> [Your objective]: Output the entries word for word. Omit images.

> [Data provided]:
══════════════════════════════
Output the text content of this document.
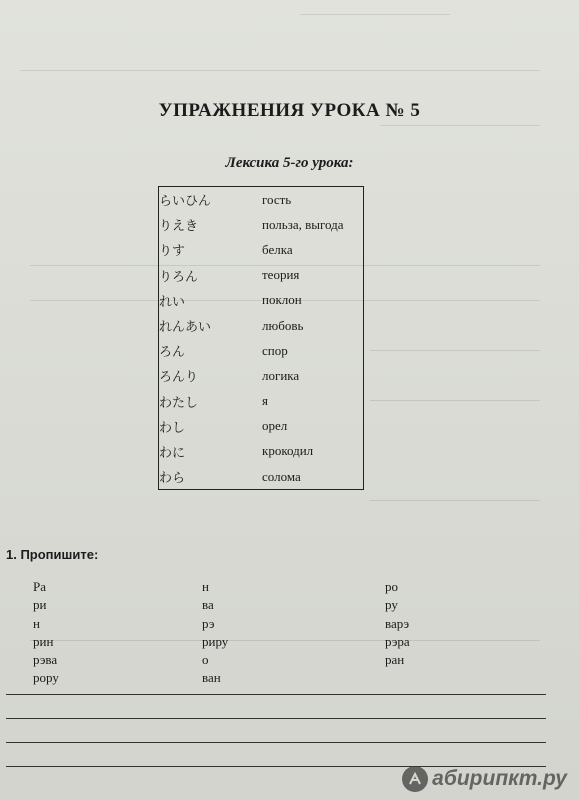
УПРАЖНЕНИЯ УРОКА № 5
Лексика 5-го урока:
らいひん	гость
りえき	польза, выгода
りす	белка
りろん	теория
れい	поклон
れんあい	любовь
ろん	спор
ろんり	логика
わたし	я
わし	орел
わに	крокодил
わら	солома
1. Пропишите:
Ра
ри
н
рин
рэва
рору
н
ва
рэ
риру
о
ван
ро
ру
варэ
рэра
ран
абирипкт.ру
══════════════════════════════
> [Answer]:
Output the text content of this document.
УПРАЖНЕНИЯ УРОКА № 5
Лексика 5-го урока:
らいひん	гость
りえき	польза, выгода
りす	белка
りろん	теория
れい	поклон
れんあい	любовь
ろん	спор
ろんり	логика
わたし	я
わし	орел
わに	крокодил
わら	солома
1. Пропишите:
Ра
ри
н
рин
рэва
рору
н
ва
рэ
риру
о
ван
ро
ру
варэ
рэра
ран
абирипкт.ру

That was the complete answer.